Appetite measurements
Appetite ratings (hunger, satiety, desire to eat, fullness and thirst) and pleasantness of the test products were assessed using visual analogue scales. Each scale contained an unstructured 100 mm horizontal line with verbal anchors (in Finnish) at either end, expressing the weakest or strongest statement (i.e. ‘I am not hungry at all’ or ‘I have never been hungrier’). Participants were instructed to draw a vertical line on the horizontal axis corresponding to their sensations at the time of assessment. Visual analogue scale ratings were measured in mm, resulting in scores between 0 and 100 for statistical analyses.
Biochemical measurements
Plasma samples were collected in prechilled EDTA-containing tubes for insulin, CCK and GLP-1 analyses. Tubes containing fluoride citrate were used for plasma glucose samples. Plasma insulin, CCK and GLP-1 samples were centrifuged for 15 min at 1700 g and 4°C. Plasma glucose samples were centrifuged for 10 min at 2400 g and 4°C. All samples were immediately stored at ( − 70°C until analysed. Results were obtained from all the study participants, except for GLP-1 (n 14).
Plasma glucose sample was analysed using an enzymatic photometric assay (Konelab 20XTi Clinical Chemistry Analyzer; Thermo Electron Corporation) and plasma insulin using a luminometric immunoassay (ADVIA Centaur Immunoassay System; Siemens Medical Solutions Diagnostics). The intra-assay CV for plasma glucose was 2·7 % at 10·2 mmol/l, and the inter-assay CV was 4·1 % at 2·05 mmol/l and 1·8 % at 8·2 mmol/l. For plasma insulin, the intra-assay CV was 2·7 % at 667 pmol/l, and the inter-assay CV was 6·6 % at 41 pmol/l and 5·1 % at 444 pmol/l.
CCK RIA was performed using commercial RIA kits (EURIA CCK, catalogue no. RB 302; Euro Diagnostica). Plasma samples were extracted using solid-phase extraction cartridges (Sep-Pak® Vac/3cc (500 mg) C18 cartridges; Waters), as described previously( Reference Juvonen, Karhunen and Vuori 7 ). Assay was done according to the manufacturer's instructions. Results were calculated with GraphPad Prism 6 (GraphPad Software, Inc.). The lowest detected value was 0·23 nmol/l. The inter-assay CV of the EURIA CCK RB 302 kit was 13·7 % at 4·2 pmol/l and 4·1 % at 20·6 pmol/l, and the intra-assay CV was 5·5 % at 4·4 pmol/l and 2·0 % at 20·6 pmol/l.

_Data provided_.

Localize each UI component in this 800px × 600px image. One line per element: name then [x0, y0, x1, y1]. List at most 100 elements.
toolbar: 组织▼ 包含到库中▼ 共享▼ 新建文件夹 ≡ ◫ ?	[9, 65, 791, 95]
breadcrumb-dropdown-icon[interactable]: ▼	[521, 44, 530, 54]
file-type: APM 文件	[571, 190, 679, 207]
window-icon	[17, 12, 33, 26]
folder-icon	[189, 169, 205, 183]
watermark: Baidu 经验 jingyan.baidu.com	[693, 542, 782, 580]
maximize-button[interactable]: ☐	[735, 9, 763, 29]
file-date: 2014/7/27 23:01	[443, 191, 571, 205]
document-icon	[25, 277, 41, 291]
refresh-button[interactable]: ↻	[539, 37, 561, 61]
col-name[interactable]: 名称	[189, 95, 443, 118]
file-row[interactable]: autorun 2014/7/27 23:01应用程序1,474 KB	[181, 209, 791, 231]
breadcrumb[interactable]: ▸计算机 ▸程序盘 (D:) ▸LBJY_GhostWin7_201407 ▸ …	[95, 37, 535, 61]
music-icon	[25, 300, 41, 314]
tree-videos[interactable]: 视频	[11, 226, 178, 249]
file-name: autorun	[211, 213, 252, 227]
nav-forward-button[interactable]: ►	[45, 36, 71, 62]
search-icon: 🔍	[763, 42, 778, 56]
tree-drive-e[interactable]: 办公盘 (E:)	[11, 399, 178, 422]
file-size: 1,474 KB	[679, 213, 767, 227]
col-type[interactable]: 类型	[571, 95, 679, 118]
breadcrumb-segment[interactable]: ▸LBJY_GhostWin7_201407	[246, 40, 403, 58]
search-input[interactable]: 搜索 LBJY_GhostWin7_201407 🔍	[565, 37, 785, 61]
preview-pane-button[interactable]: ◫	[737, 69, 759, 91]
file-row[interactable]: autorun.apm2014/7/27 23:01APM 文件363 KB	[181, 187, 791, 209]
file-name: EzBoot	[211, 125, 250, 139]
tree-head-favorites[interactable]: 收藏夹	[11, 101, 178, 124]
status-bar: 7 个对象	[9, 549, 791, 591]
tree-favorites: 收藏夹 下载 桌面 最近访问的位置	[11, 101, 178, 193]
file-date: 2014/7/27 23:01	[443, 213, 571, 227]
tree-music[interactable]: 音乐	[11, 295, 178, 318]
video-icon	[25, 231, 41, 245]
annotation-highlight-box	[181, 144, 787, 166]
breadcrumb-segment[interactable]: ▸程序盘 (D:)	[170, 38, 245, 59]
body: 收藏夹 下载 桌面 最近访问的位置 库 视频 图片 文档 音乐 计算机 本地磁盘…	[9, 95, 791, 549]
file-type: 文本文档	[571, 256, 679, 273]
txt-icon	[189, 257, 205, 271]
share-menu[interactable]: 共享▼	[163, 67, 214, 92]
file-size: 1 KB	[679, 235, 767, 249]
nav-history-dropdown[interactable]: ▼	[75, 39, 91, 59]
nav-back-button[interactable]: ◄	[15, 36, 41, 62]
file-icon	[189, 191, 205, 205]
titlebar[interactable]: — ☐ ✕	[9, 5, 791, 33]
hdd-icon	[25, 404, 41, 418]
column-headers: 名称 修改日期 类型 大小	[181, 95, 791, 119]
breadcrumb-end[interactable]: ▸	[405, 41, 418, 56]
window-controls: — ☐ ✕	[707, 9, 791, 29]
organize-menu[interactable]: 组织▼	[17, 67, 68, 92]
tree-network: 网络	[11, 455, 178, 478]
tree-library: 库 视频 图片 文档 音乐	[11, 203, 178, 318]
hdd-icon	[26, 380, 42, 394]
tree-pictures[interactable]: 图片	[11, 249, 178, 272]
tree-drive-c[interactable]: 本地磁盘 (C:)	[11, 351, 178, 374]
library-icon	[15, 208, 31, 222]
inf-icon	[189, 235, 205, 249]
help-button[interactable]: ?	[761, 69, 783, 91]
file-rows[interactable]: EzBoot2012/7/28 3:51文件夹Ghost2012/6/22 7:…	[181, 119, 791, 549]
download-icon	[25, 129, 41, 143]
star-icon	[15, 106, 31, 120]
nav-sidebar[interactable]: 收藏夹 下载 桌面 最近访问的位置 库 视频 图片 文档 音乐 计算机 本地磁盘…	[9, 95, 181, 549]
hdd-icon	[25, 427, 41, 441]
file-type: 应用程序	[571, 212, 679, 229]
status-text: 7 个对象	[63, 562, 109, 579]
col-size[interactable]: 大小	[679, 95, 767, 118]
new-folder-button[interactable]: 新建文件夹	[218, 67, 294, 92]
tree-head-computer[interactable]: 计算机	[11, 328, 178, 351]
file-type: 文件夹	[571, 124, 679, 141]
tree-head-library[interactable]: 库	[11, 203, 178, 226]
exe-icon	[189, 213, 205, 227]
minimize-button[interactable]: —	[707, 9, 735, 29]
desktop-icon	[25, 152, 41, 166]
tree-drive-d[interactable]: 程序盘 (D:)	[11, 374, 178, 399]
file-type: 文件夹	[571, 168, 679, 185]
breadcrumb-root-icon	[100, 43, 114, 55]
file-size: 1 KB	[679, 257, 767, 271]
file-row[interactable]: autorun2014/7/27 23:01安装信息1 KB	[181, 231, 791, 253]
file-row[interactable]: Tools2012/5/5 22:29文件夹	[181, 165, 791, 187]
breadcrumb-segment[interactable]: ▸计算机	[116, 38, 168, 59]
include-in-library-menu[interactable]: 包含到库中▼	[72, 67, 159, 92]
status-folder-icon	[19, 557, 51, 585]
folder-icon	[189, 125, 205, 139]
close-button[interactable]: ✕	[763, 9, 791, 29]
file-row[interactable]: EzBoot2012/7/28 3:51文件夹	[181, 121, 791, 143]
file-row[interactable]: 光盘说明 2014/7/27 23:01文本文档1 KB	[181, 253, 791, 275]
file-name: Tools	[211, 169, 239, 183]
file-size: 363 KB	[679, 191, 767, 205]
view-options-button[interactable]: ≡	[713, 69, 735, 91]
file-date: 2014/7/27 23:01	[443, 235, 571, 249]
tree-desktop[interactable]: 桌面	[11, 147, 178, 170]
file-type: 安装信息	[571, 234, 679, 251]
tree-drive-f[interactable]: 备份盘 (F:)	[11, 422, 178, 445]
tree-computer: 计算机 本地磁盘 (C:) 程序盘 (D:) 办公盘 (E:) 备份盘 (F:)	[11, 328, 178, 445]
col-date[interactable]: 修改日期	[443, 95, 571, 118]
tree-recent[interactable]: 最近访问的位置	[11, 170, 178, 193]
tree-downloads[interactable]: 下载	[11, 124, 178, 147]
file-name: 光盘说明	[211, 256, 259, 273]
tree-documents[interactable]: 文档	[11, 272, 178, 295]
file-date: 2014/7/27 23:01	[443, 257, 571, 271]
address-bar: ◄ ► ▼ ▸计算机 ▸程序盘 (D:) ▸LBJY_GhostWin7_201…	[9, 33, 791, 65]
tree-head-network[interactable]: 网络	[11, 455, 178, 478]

_Task description_.
Rewrite the measurement methods text between "Appetite measurements" and "for statistical analyses.", inclusive, putting "level" in place of each "horizontal".

_Completed task_.
Appetite measurements
Appetite ratings (hunger, satiety, desire to eat, fullness and thirst) and pleasantness of the test products were assessed using visual analogue scales. Each scale contained an unstructured 100 mm level line with verbal anchors (in Finnish) at either end, expressing the weakest or strongest statement (i.e. ‘I am not hungry at all’ or ‘I have never been hungrier’). Participants were instructed to draw a vertical line on the level axis corresponding to their sensations at the time of assessment. Visual analogue scale ratings were measured in mm, resulting in scores between 0 and 100 for statistical analyses.